**TEXTO EXTRAÍDO**

####################

El hombre se apoyó en un palo
blanco jadeaba y tenía la espalda sudorosa. Midió con la vista la higuera
gigantesca que se alzaba a la orilla de un arroyo pedregoso casi seco; una bandada
de urracas levantó el vuelo, rompiendo con sus graznidos el silencio del
mediodía. El chaparral gris inundaba las pupilas de Amador López y sus tres
compañeros, vecinos de la Villa de San Miguel de Culiacán aquel 15 de marzo del
Año de Gracia de 1562.
En los oídos de todos resonaban
como murmullos de despedida, los rezos con que había sido acompañada su partida
seis días atrás en la pequeña Misión de Tabalá. El deseo de riqueza y aventura
como soga indivisible, tiraba implacable de las botas cubiertas de polvo que
trepaban cerros y lomeríos desconocidos, buscando un valle del que habían
tenido vagas noticias sobre el oro y la plata que acumulaba. Habían remontado
una cresta más. A sus pies se extendía una planicie con pequeñas ondulaciones,
y el fondo azul de una alta sierra.

####################

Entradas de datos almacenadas
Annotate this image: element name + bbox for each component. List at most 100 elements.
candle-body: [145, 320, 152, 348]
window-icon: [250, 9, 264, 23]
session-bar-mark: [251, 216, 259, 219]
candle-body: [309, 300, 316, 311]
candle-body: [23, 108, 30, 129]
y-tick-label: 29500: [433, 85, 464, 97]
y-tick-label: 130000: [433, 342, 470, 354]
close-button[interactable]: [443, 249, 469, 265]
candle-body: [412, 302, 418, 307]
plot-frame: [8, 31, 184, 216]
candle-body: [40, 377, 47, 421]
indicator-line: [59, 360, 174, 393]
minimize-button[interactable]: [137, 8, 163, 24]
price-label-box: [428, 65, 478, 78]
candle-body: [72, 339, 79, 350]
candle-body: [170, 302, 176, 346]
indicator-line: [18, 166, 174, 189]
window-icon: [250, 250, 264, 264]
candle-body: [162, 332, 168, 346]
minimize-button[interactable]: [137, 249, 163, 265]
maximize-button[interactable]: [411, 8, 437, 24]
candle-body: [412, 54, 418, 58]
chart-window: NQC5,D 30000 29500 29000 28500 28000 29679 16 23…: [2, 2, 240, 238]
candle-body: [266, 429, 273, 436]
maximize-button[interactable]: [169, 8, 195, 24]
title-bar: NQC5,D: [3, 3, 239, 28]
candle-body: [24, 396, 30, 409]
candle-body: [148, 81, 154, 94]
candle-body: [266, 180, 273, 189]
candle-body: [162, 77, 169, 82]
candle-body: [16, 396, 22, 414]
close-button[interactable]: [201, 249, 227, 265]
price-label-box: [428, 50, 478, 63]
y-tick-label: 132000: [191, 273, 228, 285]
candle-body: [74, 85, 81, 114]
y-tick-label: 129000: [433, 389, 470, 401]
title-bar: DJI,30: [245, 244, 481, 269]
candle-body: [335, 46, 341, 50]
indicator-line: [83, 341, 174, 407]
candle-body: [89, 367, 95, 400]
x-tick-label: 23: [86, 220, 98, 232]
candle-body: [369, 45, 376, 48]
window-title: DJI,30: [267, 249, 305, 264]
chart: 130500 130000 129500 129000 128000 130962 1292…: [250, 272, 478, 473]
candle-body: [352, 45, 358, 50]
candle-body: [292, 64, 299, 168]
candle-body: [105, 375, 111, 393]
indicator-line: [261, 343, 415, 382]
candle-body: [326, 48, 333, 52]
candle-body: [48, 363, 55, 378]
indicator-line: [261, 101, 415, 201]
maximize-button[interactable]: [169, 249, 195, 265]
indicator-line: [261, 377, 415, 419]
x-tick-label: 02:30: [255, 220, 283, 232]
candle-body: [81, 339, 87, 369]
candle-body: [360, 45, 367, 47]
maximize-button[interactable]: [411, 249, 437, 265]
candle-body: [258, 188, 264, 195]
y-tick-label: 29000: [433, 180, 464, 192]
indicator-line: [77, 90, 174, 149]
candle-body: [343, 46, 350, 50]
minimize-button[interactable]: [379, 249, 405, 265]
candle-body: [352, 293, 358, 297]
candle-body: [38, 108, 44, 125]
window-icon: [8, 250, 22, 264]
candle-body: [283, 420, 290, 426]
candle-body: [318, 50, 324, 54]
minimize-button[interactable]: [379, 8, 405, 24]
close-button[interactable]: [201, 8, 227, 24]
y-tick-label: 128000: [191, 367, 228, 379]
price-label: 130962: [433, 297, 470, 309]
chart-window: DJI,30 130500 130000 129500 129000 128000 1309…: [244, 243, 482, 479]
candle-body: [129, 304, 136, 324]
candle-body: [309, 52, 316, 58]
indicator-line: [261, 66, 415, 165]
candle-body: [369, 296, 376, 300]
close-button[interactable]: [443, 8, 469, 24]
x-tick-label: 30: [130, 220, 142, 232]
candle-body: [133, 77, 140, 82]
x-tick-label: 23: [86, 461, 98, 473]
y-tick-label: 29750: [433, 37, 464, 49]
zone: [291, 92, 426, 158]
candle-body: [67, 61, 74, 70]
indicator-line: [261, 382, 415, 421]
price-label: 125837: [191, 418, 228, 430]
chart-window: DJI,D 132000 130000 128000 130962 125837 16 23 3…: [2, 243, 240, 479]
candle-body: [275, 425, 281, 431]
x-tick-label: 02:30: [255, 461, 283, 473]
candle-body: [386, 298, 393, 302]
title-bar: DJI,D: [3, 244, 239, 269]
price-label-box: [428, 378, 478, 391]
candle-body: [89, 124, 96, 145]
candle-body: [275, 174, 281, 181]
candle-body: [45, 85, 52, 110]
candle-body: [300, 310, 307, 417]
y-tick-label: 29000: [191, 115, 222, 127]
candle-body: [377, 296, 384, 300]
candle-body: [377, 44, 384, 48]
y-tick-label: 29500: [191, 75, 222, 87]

####################

**TAREA ASIGNADA 1**
¿Cuántos días antes habían salido Amador López y sus compañeros de la Misión de Tabalá, según el relato?
**TAREA ASIGNADA 2**
Transcribe del relato el fragmento que empieza con "El hombre se" y sigue hasta "Gracia de 1562.".

**RESPUESTA DEL EJERCICIO 1**
Seis días antes.

**RESPUESTA DEL EJERCICIO 2**
El hombre se apoyó en un palo
blanco jadeaba y tenía la espalda sudorosa. Midió con la vista la higuera
gigantesca que se alzaba a la orilla de un arroyo pedregoso casi seco; una bandada
de urracas levantó el vuelo, rompiendo con sus graznidos el silencio del
mediodía. El chaparral gris inundaba las pupilas de Amador López y sus tres
compañeros, vecinos de la Villa de San Miguel de Culiacán aquel 15 de marzo del
Año de Gracia de 1562.